◆ EXERCISE INPUT
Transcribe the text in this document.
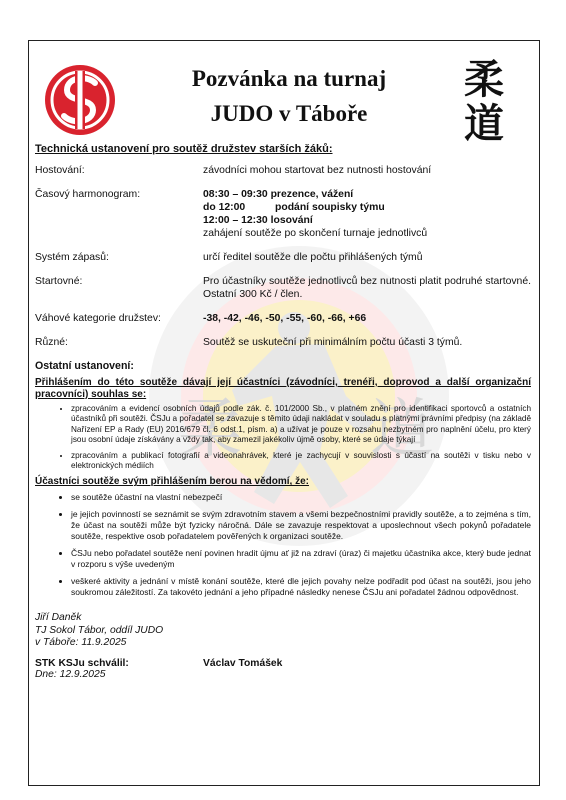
柔 道
柔
道
Pozvánka na turnaj
JUDO v Táboře
Technická ustanovení pro soutěž družstev starších žáků:
Hostování:	závodníci mohou startovat bez nutnosti hostování
Časový harmonogram:	08:30 – 09:30 prezence, vážení
do 12:00	podání soupisky týmu
12:00 – 12:30 losování
zahájení soutěže po skončení turnaje jednotlivců
Systém zápasů:	určí ředitel soutěže dle počtu přihlášených týmů
Startovné:	Pro účastníky soutěže jednotlivců bez nutnosti platit podruhé startovné. Ostatní 300 Kč / člen.
Váhové kategorie družstev:	-38, -42, -46, -50, -55, -60, -66, +66
Různé:	Soutěž se uskuteční při minimálním počtu účasti 3 týmů.
Ostatní ustanovení:
Přihlášením do této soutěže dávají její účastníci (závodníci, trenéři, doprovod a další organizační pracovníci) souhlas se:
• zpracováním a evidencí osobních údajů podle zák. č. 101/2000 Sb., v platném znění pro identifikaci sportovců a ostatních účastníků při soutěži. ČSJu a pořadatel se zavazuje s těmito údaji nakládat v souladu s platnými právními předpisy (na základě Nařízení EP a Rady (EU) 2016/679 čl. 6 odst.1, písm. a) a užívat je pouze v rozsahu nezbytném pro naplnění účelu, pro který jsou osobní údaje získávány a vždy tak, aby zamezil jakékoliv újmě osoby, které se údaje týkají
• zpracováním a publikací fotografií a videonahrávek, které je zachycují v souvislosti s účastí na soutěži v tisku nebo v elektronických médiích
Účastníci soutěže svým přihlášením berou na vědomí, že:
• se soutěže účastní na vlastní nebezpečí
• je jejich povinností se seznámit se svým zdravotním stavem a všemi bezpečnostními pravidly soutěže, a to zejména s tím, že účast na soutěži může být fyzicky náročná. Dále se zavazuje respektovat a uposlechnout všech pokynů pořadatele soutěže, respektive osob pořadatelem pověřených k organizaci soutěže.
• ČSJu nebo pořadatel soutěže není povinen hradit újmu ať již na zdraví (úraz) či majetku účastníka akce, který bude jednat v rozporu s výše uvedeným
• veškeré aktivity a jednání v místě konání soutěže, které dle jejich povahy nelze podřadit pod účast na soutěži, jsou jeho soukromou záležitostí. Za takovéto jednání a jeho případné následky nenese ČSJu ani pořadatel žádnou odpovědnost.
Jiří Daněk
TJ Sokol Tábor, oddíl JUDO
v Táboře: 11.9.2025
STK KSJu schválil:	Václav Tomášek
Dne: 12.9.2025
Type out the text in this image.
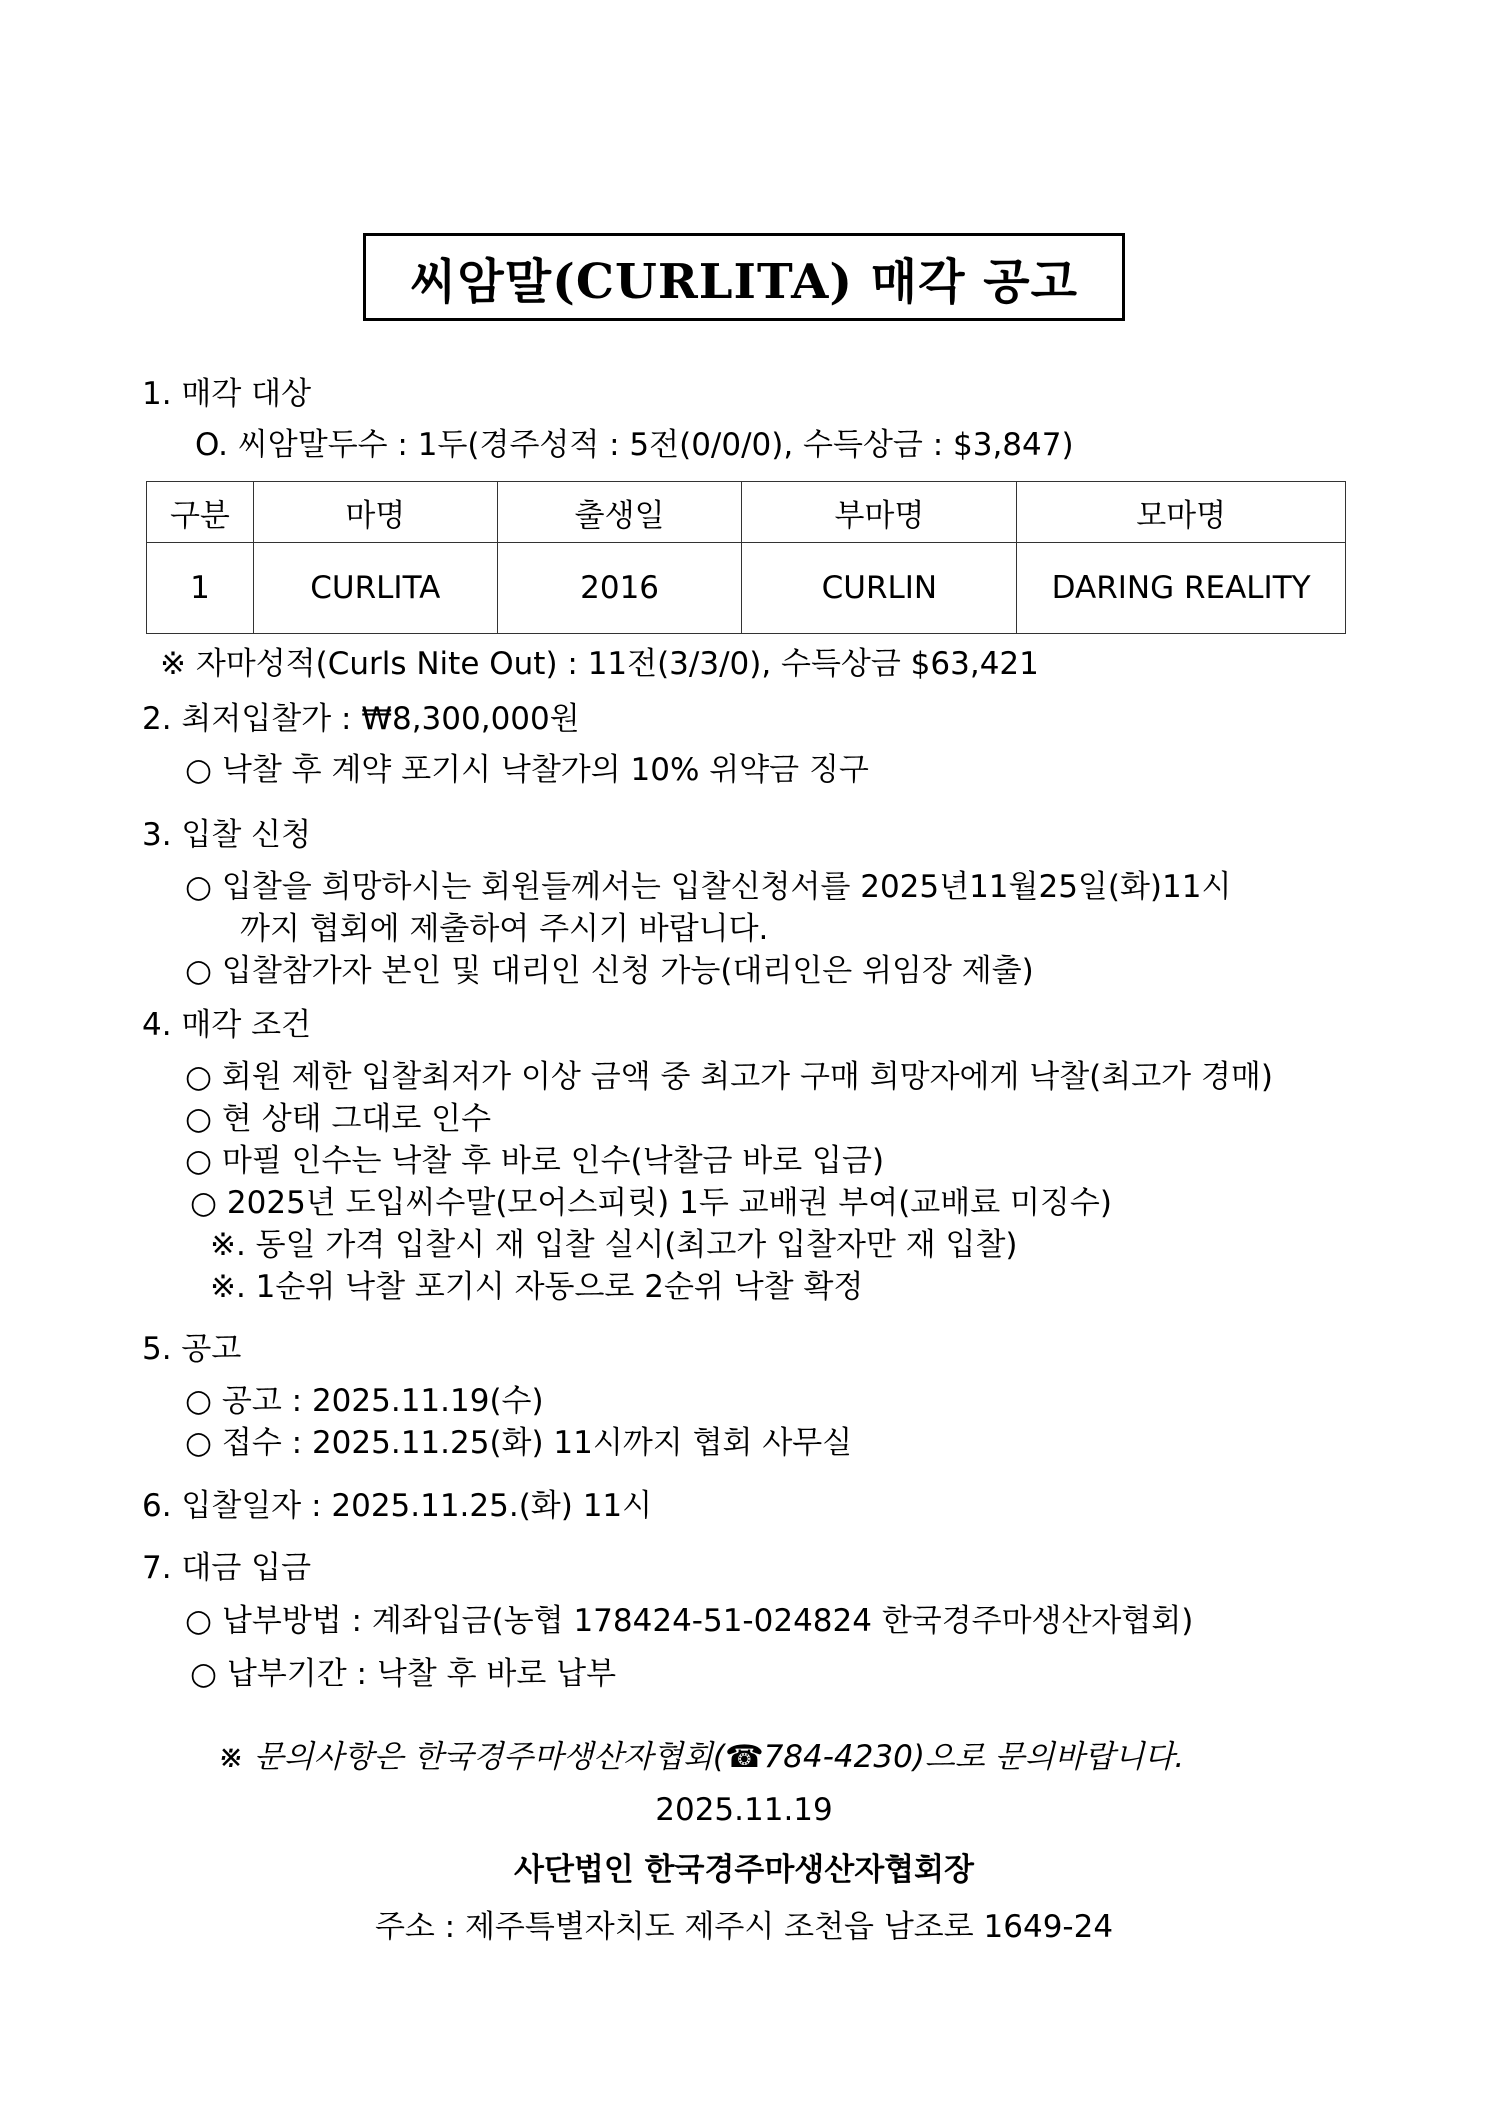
씨암말(CURLITA) 매각 공고
1. 매각 대상
O. 씨암말두수 : 1두(경주성적 : 5전(0/0/0), 수득상금 : $3,847)
구분	마명	출생일	부마명	모마명
1	CURLITA	2016	CURLIN	DARING REALITY
※ 자마성적(Curls Nite Out) : 11전(3/3/0), 수득상금 $63,421
2. 최저입찰가 : ₩8,300,000원
○ 낙찰 후 계약 포기시 낙찰가의 10% 위약금 징구
3. 입찰 신청
○ 입찰을 희망하시는 회원들께서는 입찰신청서를 2025년11월25일(화)11시
까지 협회에 제출하여 주시기 바랍니다.
○ 입찰참가자 본인 및 대리인 신청 가능(대리인은 위임장 제출)
4. 매각 조건
○ 회원 제한 입찰최저가 이상 금액 중 최고가 구매 희망자에게 낙찰(최고가 경매)
○ 현 상태 그대로 인수
○ 마필 인수는 낙찰 후 바로 인수(낙찰금 바로 입금)
○ 2025년 도입씨수말(모어스피릿) 1두 교배권 부여(교배료 미징수)
※. 동일 가격 입찰시 재 입찰 실시(최고가 입찰자만 재 입찰)
※. 1순위 낙찰 포기시 자동으로 2순위 낙찰 확정
5. 공고
○ 공고 : 2025.11.19(수)
○ 접수 : 2025.11.25(화) 11시까지 협회 사무실
6. 입찰일자 : 2025.11.25.(화) 11시
7. 대금 입금
○ 납부방법 : 계좌입금(농협 178424-51-024824 한국경주마생산자협회)
○ 납부기간 : 낙찰 후 바로 납부
※ 문의사항은 한국경주마생산자협회(☎784-4230)으로 문의바랍니다.
2025.11.19
사단법인 한국경주마생산자협회장
주소 : 제주특별자치도 제주시 조천읍 남조로 1649-24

◆ EXERCISE DIRECTIONS
Do not include the pictures. Quote only the lines from the line with "Type out the text in this image." through the end of the material, both ends included, exactly.

◆ THE RESULT
Type out the text in this image.
씨암말(CURLITA) 매각 공고
1. 매각 대상
O. 씨암말두수 : 1두(경주성적 : 5전(0/0/0), 수득상금 : $3,847)
구분	마명	출생일	부마명	모마명
1	CURLITA	2016	CURLIN	DARING REALITY
※ 자마성적(Curls Nite Out) : 11전(3/3/0), 수득상금 $63,421
2. 최저입찰가 : ₩8,300,000원
○ 낙찰 후 계약 포기시 낙찰가의 10% 위약금 징구
3. 입찰 신청
○ 입찰을 희망하시는 회원들께서는 입찰신청서를 2025년11월25일(화)11시
까지 협회에 제출하여 주시기 바랍니다.
○ 입찰참가자 본인 및 대리인 신청 가능(대리인은 위임장 제출)
4. 매각 조건
○ 회원 제한 입찰최저가 이상 금액 중 최고가 구매 희망자에게 낙찰(최고가 경매)
○ 현 상태 그대로 인수
○ 마필 인수는 낙찰 후 바로 인수(낙찰금 바로 입금)
○ 2025년 도입씨수말(모어스피릿) 1두 교배권 부여(교배료 미징수)
※. 동일 가격 입찰시 재 입찰 실시(최고가 입찰자만 재 입찰)
※. 1순위 낙찰 포기시 자동으로 2순위 낙찰 확정
5. 공고
○ 공고 : 2025.11.19(수)
○ 접수 : 2025.11.25(화) 11시까지 협회 사무실
6. 입찰일자 : 2025.11.25.(화) 11시
7. 대금 입금
○ 납부방법 : 계좌입금(농협 178424-51-024824 한국경주마생산자협회)
○ 납부기간 : 낙찰 후 바로 납부
※ 문의사항은 한국경주마생산자협회(☎784-4230)으로 문의바랍니다.
2025.11.19
사단법인 한국경주마생산자협회장
주소 : 제주특별자치도 제주시 조천읍 남조로 1649-24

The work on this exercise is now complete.